Figure record listings
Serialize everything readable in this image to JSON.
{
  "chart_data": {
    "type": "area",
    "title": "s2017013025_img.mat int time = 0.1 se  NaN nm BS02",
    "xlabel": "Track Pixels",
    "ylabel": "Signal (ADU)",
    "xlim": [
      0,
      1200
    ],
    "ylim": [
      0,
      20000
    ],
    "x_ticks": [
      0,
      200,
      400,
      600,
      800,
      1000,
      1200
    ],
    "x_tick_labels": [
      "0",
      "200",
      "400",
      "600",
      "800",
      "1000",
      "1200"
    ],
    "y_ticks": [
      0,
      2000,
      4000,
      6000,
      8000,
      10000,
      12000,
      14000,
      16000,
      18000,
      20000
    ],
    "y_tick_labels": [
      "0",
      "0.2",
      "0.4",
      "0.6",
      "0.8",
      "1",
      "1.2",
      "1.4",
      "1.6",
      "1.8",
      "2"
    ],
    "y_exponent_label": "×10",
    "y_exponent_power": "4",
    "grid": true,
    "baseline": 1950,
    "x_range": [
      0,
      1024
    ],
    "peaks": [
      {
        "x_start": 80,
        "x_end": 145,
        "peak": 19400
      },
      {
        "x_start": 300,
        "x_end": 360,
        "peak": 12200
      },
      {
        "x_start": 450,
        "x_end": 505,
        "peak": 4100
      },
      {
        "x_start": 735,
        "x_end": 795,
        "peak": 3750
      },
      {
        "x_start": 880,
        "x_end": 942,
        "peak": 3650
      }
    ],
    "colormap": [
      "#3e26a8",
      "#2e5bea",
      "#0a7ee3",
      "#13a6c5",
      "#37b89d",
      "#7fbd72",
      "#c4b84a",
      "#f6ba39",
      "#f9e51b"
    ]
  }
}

#### Goal
Copy out the whole listing exactly.

#### Exercise solution
Serialize everything readable in this image to JSON.
{
  "chart_data": {
    "type": "area",
    "title": "s2017013025_img.mat int time = 0.1 se  NaN nm BS02",
    "xlabel": "Track Pixels",
    "ylabel": "Signal (ADU)",
    "xlim": [
      0,
      1200
    ],
    "ylim": [
      0,
      20000
    ],
    "x_ticks": [
      0,
      200,
      400,
      600,
      800,
      1000,
      1200
    ],
    "x_tick_labels": [
      "0",
      "200",
      "400",
      "600",
      "800",
      "1000",
      "1200"
    ],
    "y_ticks": [
      0,
      2000,
      4000,
      6000,
      8000,
      10000,
      12000,
      14000,
      16000,
      18000,
      20000
    ],
    "y_tick_labels": [
      "0",
      "0.2",
      "0.4",
      "0.6",
      "0.8",
      "1",
      "1.2",
      "1.4",
      "1.6",
      "1.8",
      "2"
    ],
    "y_exponent_label": "×10",
    "y_exponent_power": "4",
    "grid": true,
    "baseline": 1950,
    "x_range": [
      0,
      1024
    ],
    "peaks": [
      {
        "x_start": 80,
        "x_end": 145,
        "peak": 19400
      },
      {
        "x_start": 300,
        "x_end": 360,
        "peak": 12200
      },
      {
        "x_start": 450,
        "x_end": 505,
        "peak": 4100
      },
      {
        "x_start": 735,
        "x_end": 795,
        "peak": 3750
      },
      {
        "x_start": 880,
        "x_end": 942,
        "peak": 3650
      }
    ],
    "colormap": [
      "#3e26a8",
      "#2e5bea",
      "#0a7ee3",
      "#13a6c5",
      "#37b89d",
      "#7fbd72",
      "#c4b84a",
      "#f6ba39",
      "#f9e51b"
    ]
  }
}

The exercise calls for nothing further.